What you are asked to do
Using the records provided below, locate and copy each line that contains the word "amount".
>> BEGIN
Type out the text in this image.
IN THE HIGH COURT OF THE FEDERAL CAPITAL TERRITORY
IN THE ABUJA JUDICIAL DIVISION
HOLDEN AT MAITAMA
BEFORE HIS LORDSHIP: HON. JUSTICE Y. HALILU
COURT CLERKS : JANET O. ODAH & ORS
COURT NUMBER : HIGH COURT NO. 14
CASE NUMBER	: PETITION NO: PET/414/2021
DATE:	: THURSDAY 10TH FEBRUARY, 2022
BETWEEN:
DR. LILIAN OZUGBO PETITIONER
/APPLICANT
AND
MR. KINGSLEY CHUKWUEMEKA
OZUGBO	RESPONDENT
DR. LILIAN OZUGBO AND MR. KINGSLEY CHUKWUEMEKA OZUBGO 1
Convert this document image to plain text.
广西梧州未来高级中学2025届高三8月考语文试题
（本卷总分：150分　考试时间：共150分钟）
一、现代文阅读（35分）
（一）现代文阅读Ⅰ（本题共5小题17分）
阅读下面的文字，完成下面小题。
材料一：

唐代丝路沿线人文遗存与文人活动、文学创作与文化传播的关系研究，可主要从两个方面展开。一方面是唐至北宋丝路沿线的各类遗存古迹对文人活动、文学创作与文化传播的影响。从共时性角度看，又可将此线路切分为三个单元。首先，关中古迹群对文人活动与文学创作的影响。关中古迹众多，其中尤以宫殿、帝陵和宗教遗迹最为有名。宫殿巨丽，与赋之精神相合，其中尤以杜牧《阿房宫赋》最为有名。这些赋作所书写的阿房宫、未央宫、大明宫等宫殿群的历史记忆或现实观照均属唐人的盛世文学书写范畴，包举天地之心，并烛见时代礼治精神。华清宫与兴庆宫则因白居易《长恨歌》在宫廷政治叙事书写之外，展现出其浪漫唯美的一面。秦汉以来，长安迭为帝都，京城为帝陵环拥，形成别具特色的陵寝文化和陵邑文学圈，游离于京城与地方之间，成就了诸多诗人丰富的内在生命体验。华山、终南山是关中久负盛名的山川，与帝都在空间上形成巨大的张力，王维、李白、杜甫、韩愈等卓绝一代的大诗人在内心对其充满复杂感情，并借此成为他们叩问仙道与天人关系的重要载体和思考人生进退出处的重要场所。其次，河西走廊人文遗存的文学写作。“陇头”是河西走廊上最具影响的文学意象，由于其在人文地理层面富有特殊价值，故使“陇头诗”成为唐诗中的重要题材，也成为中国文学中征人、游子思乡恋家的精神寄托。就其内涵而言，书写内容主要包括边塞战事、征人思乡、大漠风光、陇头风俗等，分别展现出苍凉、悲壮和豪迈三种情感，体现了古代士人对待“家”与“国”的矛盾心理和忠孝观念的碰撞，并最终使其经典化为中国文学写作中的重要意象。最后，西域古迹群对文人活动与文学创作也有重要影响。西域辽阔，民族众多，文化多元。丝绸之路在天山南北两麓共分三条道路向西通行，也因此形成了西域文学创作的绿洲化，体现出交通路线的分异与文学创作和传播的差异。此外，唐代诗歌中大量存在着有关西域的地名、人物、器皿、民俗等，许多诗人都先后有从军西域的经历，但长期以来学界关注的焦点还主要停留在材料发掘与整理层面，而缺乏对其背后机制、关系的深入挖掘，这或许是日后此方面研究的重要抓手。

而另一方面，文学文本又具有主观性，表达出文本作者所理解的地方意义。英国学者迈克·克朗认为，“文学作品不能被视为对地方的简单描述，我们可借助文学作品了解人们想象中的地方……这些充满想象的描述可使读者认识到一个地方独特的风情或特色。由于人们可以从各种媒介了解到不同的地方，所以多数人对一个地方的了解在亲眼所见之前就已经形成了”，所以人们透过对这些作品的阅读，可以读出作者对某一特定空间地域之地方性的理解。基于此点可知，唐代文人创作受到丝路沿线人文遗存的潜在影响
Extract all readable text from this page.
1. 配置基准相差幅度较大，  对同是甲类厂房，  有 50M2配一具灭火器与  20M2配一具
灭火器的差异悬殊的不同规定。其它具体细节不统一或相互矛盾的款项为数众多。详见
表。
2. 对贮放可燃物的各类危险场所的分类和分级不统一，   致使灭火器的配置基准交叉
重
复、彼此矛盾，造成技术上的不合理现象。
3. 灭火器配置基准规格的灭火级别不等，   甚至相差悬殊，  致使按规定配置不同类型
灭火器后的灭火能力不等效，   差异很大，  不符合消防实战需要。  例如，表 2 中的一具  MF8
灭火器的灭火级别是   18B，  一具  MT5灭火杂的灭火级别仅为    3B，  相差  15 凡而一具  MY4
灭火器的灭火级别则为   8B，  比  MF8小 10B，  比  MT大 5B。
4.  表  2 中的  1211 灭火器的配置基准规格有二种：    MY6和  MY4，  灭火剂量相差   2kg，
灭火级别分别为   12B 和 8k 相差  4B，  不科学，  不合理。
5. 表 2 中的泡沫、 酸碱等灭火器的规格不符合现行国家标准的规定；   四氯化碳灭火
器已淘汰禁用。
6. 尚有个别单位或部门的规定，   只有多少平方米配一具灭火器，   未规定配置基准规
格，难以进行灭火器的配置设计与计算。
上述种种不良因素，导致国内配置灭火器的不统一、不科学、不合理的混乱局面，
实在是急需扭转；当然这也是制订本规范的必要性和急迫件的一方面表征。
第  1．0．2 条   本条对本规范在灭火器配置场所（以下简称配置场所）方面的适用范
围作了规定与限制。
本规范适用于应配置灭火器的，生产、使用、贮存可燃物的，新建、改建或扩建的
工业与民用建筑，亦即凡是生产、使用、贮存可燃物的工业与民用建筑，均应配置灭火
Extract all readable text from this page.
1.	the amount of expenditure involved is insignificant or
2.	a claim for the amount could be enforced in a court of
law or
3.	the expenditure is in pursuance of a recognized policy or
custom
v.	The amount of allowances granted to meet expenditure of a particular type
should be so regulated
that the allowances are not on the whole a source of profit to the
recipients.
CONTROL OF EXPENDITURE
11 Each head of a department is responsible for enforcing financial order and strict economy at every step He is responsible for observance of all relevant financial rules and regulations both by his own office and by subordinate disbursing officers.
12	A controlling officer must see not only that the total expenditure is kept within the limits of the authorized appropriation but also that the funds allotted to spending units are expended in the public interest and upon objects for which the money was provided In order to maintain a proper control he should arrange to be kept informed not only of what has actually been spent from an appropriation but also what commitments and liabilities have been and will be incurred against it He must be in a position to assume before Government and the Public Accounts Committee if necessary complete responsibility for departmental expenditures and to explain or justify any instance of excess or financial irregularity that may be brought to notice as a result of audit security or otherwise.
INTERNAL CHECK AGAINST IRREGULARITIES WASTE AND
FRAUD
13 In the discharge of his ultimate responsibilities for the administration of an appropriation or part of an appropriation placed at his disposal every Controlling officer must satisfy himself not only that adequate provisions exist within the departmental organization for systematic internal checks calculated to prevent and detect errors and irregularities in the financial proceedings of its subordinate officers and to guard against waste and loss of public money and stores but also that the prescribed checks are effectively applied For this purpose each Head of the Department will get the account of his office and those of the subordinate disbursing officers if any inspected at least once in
>> END
Task solution
1.	the amount of expenditure involved is insignificant or
2.	a claim for the amount could be enforced in a court of
v.	The amount of allowances granted to meet expenditure of a particular type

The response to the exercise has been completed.